[Extracts from a graphics dataset]
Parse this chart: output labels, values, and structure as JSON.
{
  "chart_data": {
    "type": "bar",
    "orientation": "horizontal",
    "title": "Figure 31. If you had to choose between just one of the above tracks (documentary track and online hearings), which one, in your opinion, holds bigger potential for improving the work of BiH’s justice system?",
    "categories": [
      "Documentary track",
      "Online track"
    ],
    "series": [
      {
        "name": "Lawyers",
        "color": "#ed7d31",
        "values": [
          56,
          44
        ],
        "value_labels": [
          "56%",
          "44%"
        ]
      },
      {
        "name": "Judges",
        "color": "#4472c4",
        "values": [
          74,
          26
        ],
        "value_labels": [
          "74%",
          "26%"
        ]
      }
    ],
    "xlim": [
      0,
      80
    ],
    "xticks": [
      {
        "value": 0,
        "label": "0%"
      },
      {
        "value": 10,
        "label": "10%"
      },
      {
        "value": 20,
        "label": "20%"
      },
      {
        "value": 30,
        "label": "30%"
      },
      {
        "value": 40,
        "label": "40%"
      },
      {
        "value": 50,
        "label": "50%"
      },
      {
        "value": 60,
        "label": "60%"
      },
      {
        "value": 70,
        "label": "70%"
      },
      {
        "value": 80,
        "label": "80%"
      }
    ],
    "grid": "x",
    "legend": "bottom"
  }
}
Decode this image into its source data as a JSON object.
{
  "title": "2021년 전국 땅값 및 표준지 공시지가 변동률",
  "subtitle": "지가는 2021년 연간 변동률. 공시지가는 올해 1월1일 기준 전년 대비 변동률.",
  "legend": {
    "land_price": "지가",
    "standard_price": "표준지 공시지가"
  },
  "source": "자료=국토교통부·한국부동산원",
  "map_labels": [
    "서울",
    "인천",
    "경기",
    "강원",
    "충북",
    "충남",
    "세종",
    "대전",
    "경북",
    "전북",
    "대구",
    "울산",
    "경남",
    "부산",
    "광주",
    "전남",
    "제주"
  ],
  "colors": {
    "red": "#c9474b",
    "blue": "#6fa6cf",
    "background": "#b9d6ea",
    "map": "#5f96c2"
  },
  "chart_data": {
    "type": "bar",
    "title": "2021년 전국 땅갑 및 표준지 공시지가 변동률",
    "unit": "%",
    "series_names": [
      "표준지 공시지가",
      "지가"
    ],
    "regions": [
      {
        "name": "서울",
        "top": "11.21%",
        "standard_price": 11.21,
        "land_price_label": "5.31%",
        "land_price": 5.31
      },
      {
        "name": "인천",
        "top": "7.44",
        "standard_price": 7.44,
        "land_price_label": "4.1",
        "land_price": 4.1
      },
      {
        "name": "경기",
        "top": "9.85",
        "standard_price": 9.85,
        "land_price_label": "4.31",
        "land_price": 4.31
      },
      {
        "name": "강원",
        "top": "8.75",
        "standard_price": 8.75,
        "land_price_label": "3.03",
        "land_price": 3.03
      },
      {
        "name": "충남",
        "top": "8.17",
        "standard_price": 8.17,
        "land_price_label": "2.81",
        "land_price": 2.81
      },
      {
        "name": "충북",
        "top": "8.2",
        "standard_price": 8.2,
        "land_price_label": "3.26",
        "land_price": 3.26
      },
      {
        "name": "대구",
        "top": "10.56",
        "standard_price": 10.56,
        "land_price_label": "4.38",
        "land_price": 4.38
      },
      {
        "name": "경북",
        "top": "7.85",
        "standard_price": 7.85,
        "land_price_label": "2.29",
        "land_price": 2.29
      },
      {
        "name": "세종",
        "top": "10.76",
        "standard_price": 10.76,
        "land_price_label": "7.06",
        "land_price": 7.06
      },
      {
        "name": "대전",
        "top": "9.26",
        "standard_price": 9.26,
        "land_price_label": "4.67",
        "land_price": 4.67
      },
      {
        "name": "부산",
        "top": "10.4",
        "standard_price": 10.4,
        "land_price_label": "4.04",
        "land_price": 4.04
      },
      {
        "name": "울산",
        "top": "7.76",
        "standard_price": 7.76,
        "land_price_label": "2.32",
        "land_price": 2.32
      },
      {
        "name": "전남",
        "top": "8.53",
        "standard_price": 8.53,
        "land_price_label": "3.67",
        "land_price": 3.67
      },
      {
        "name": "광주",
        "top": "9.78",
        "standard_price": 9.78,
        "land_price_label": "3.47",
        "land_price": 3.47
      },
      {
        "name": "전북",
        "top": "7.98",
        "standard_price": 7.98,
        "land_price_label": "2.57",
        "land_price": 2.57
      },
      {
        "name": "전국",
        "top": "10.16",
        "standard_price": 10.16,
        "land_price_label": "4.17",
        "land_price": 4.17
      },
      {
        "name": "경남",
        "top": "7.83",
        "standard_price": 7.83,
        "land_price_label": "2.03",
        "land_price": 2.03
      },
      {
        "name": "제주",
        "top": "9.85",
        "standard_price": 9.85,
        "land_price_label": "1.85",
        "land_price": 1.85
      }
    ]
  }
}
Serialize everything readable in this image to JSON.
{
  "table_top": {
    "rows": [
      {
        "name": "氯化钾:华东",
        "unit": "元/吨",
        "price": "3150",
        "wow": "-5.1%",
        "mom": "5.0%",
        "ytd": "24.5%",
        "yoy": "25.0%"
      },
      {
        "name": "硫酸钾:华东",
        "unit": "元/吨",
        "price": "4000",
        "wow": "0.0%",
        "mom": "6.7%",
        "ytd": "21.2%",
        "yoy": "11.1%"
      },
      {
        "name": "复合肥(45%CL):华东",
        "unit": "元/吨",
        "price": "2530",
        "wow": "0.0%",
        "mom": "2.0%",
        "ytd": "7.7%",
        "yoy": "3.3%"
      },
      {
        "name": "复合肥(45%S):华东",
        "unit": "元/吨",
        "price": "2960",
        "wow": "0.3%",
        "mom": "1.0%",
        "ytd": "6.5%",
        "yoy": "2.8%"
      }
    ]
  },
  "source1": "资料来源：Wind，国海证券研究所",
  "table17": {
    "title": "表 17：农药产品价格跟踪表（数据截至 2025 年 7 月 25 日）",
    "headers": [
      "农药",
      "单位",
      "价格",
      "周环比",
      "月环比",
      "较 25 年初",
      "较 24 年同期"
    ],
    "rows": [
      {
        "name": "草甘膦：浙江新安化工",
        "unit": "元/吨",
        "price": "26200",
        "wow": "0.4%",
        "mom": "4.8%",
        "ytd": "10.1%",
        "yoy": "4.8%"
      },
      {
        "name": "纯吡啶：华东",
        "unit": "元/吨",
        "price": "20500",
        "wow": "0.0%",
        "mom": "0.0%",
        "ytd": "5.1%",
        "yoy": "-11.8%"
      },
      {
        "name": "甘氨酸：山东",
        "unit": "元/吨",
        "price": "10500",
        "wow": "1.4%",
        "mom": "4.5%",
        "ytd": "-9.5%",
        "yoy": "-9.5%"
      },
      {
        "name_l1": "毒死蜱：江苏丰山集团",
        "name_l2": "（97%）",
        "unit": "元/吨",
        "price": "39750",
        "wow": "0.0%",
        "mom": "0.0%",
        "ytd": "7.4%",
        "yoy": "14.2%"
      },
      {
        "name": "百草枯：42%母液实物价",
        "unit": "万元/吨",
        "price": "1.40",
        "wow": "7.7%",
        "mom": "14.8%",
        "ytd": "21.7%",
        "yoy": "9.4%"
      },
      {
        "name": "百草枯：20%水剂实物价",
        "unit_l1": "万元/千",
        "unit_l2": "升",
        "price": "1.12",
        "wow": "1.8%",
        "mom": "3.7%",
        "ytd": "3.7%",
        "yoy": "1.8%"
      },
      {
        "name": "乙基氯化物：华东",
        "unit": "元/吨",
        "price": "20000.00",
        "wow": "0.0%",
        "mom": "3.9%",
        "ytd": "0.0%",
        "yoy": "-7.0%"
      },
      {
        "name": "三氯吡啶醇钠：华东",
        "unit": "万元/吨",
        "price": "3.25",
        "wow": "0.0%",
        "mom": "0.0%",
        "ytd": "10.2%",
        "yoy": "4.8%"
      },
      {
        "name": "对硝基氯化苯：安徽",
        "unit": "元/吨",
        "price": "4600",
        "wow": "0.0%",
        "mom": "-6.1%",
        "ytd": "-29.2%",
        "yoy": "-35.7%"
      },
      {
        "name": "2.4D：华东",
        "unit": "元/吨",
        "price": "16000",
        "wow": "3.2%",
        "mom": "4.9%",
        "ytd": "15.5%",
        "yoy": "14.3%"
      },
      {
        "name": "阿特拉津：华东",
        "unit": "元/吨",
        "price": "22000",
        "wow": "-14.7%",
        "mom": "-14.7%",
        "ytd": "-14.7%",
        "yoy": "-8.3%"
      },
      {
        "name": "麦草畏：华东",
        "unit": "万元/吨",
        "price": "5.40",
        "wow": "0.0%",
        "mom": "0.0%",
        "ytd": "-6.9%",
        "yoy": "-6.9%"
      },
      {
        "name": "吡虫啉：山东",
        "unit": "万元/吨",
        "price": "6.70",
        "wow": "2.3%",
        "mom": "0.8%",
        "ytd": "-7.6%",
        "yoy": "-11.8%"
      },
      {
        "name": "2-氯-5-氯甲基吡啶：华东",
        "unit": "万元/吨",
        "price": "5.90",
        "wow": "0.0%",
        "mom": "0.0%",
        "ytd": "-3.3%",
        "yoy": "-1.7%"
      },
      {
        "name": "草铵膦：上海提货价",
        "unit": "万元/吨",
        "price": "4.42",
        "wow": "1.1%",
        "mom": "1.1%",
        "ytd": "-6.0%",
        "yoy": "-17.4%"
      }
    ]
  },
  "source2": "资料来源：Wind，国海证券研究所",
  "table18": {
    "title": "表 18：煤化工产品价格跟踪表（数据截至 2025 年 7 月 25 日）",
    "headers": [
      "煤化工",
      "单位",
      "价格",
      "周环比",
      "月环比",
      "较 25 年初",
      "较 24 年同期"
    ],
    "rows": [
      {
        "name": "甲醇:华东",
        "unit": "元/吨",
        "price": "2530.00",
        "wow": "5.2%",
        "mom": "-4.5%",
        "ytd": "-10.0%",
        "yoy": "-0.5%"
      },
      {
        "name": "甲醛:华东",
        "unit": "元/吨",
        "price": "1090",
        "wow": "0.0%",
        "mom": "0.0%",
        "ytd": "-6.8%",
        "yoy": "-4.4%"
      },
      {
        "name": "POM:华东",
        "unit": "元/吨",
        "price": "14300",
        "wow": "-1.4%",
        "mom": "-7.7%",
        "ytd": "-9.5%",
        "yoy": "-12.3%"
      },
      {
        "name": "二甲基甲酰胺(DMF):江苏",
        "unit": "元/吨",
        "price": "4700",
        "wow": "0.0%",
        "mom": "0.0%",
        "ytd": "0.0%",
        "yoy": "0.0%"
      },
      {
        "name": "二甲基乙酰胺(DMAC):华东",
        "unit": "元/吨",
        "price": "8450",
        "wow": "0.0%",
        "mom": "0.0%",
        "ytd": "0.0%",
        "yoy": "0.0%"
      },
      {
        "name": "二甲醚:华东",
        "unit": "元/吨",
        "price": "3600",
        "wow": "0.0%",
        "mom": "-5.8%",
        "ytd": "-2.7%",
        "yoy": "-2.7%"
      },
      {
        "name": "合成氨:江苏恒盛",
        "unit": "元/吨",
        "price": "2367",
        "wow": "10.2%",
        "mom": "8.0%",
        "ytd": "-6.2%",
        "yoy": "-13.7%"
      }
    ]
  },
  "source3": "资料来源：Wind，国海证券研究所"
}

▶ Short task:
Show all lines from the data above in which the word "Wind" appears.

▶ Problem solution:
  "source1": "资料来源：Wind，国海证券研究所",
  "source2": "资料来源：Wind，国海证券研究所",
  "source3": "资料来源：Wind，国海证券研究所"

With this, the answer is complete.